%%

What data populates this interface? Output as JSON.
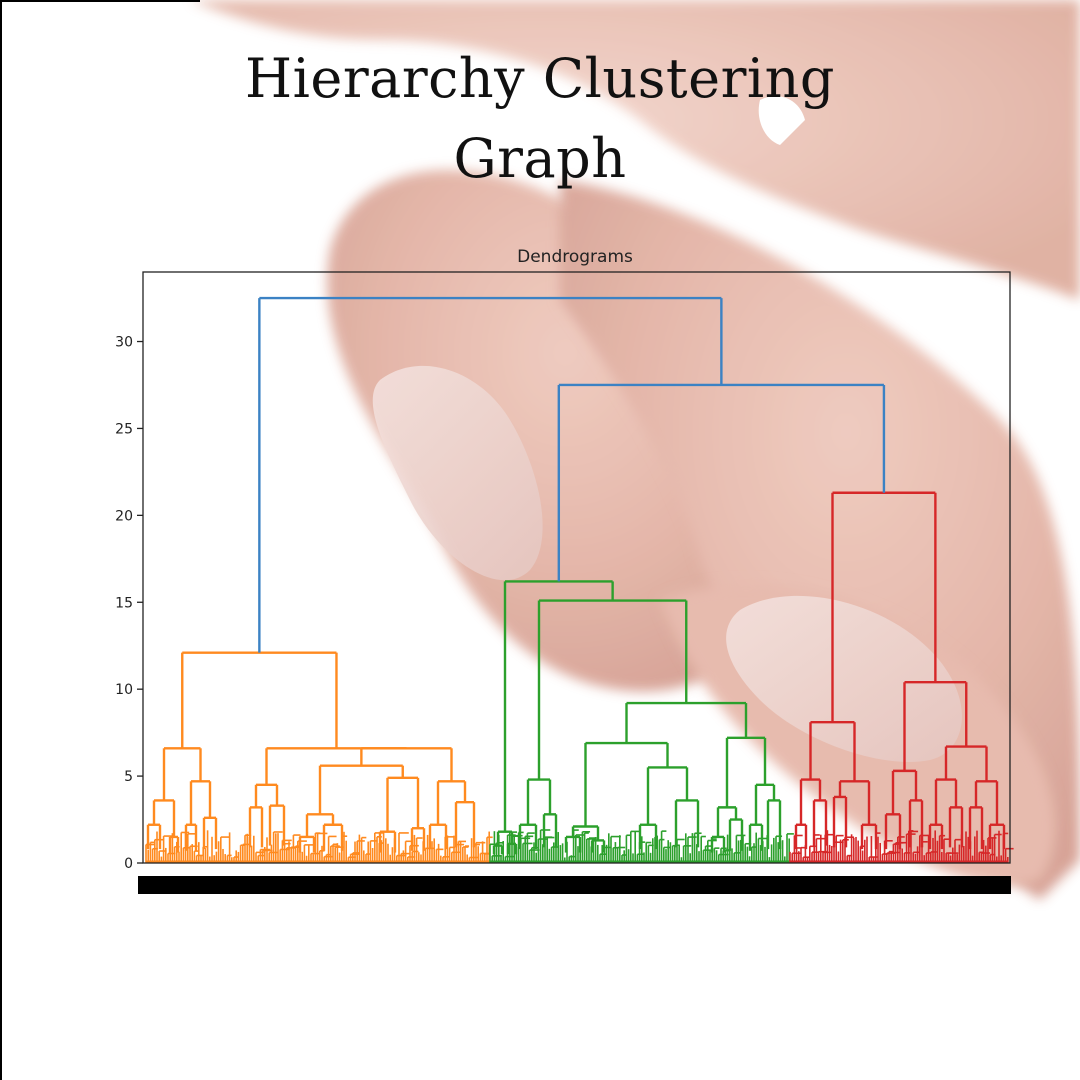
{
  "poster": {
    "title_line_1": "Hierarchy Clustering",
    "title_line_2": "Graph"
  },
  "background": {
    "image_icon": "hand-fingers-photo-icon"
  },
  "chart_data": {
    "type": "dendrogram",
    "title": "Dendrograms",
    "xlabel": "",
    "ylabel": "",
    "ylim": [
      0,
      34
    ],
    "yticks": [
      0,
      5,
      10,
      15,
      20,
      25,
      30
    ],
    "grid": false,
    "legend": "none",
    "leaf_labels": "dense illegible leaf labels (black band)",
    "colors": {
      "top_links": "#3b82c4",
      "cluster_1": "#ff8a1f",
      "cluster_2": "#2ca02c",
      "cluster_3": "#d62728"
    },
    "top_merges": [
      {
        "height": 32.5,
        "joins": [
          "cluster_1",
          "cluster_2+3"
        ]
      },
      {
        "height": 27.5,
        "joins": [
          "cluster_2",
          "cluster_3"
        ]
      }
    ],
    "clusters": [
      {
        "id": "cluster_1",
        "color": "orange",
        "top_height": 12.1,
        "sub_merges": [
          6.6,
          6.6,
          5.6,
          4.9,
          4.7,
          4.5
        ]
      },
      {
        "id": "cluster_2",
        "color": "green",
        "top_height": 16.2,
        "sub_merges": [
          15.1,
          9.2,
          7.2,
          6.9,
          5.5,
          4.8
        ]
      },
      {
        "id": "cluster_3",
        "color": "red",
        "top_height": 21.3,
        "sub_merges": [
          10.4,
          8.1,
          6.7,
          4.8,
          4.7,
          3.8
        ]
      }
    ]
  }
}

%%

_Stated goal:_
Each line above is to be copied verbatim. Drop any image from the copy.

_Task solution:_
What data populates this interface? Output as JSON.
{
  "poster": {
    "title_line_1": "Hierarchy Clustering",
    "title_line_2": "Graph"
  },
  "background": {
    "image_icon": "hand-fingers-photo-icon"
  },
  "chart_data": {
    "type": "dendrogram",
    "title": "Dendrograms",
    "xlabel": "",
    "ylabel": "",
    "ylim": [
      0,
      34
    ],
    "yticks": [
      0,
      5,
      10,
      15,
      20,
      25,
      30
    ],
    "grid": false,
    "legend": "none",
    "leaf_labels": "dense illegible leaf labels (black band)",
    "colors": {
      "top_links": "#3b82c4",
      "cluster_1": "#ff8a1f",
      "cluster_2": "#2ca02c",
      "cluster_3": "#d62728"
    },
    "top_merges": [
      {
        "height": 32.5,
        "joins": [
          "cluster_1",
          "cluster_2+3"
        ]
      },
      {
        "height": 27.5,
        "joins": [
          "cluster_2",
          "cluster_3"
        ]
      }
    ],
    "clusters": [
      {
        "id": "cluster_1",
        "color": "orange",
        "top_height": 12.1,
        "sub_merges": [
          6.6,
          6.6,
          5.6,
          4.9,
          4.7,
          4.5
        ]
      },
      {
        "id": "cluster_2",
        "color": "green",
        "top_height": 16.2,
        "sub_merges": [
          15.1,
          9.2,
          7.2,
          6.9,
          5.5,
          4.8
        ]
      },
      {
        "id": "cluster_3",
        "color": "red",
        "top_height": 21.3,
        "sub_merges": [
          10.4,
          8.1,
          6.7,
          4.8,
          4.7,
          3.8
        ]
      }
    ]
  }
}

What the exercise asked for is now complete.